*** RECORDS FOR THE EXERCISE ***

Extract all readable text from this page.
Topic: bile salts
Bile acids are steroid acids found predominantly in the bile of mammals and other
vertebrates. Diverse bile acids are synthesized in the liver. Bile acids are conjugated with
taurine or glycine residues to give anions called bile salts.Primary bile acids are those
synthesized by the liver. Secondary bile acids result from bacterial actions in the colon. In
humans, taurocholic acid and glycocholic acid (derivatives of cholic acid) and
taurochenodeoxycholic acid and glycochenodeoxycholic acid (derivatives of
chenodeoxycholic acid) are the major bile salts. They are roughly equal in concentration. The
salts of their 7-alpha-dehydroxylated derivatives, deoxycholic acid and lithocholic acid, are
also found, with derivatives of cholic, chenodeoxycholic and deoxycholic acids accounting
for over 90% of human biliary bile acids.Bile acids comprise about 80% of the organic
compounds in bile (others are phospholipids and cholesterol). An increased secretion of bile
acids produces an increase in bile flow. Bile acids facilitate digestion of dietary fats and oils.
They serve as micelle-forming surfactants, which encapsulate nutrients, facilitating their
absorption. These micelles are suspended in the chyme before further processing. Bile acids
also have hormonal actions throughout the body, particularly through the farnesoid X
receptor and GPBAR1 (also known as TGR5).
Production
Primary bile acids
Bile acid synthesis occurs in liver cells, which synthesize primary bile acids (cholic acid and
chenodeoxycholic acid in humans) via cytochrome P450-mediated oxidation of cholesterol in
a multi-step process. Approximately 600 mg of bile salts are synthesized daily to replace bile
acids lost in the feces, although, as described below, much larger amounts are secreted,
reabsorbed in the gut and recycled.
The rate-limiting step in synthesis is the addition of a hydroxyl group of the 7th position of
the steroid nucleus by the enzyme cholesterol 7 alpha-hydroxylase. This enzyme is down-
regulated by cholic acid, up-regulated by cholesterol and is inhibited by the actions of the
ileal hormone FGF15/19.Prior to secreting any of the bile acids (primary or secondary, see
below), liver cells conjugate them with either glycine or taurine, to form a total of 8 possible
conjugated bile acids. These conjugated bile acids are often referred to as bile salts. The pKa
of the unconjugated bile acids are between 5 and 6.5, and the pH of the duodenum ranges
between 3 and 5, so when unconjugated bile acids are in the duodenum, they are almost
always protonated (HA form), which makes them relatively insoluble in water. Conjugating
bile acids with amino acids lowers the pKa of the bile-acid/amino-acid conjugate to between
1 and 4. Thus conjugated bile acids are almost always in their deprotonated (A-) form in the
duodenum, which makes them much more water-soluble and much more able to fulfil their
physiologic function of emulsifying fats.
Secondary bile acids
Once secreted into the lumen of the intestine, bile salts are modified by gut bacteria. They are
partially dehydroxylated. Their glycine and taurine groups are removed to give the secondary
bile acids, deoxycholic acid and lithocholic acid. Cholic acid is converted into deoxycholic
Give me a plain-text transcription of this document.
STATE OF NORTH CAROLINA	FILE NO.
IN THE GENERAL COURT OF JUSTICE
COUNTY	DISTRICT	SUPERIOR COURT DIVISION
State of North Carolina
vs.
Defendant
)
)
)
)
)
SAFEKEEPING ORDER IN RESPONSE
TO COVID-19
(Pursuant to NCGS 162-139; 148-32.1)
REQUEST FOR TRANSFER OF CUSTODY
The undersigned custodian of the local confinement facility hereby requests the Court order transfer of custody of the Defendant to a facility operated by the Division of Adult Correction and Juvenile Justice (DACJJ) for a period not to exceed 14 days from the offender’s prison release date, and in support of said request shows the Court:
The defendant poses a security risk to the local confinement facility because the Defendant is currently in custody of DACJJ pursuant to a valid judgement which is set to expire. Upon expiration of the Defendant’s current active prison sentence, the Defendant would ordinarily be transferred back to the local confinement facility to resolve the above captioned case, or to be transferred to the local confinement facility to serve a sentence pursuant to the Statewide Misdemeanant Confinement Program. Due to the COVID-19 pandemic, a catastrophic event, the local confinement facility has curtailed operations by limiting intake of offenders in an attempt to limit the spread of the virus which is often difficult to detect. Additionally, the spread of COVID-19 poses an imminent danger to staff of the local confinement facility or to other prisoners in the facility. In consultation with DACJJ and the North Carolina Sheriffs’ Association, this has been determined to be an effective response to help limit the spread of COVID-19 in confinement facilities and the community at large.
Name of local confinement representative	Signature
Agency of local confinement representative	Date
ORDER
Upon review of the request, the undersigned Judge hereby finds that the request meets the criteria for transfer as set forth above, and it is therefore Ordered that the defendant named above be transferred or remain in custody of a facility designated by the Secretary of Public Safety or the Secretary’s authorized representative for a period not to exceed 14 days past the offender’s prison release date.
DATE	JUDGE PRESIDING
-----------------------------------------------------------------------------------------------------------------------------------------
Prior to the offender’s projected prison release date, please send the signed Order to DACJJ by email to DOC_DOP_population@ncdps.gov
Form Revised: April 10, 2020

***

_WORK INSTRUCTION_
If a line in the data above includes the string "almost", copy it.

_ANSWER BOX_
between 3 and 5, so when unconjugated bile acids are in the duodenum, they are almost
1 and 4. Thus conjugated bile acids are almost always in their deprotonated (A-) form in the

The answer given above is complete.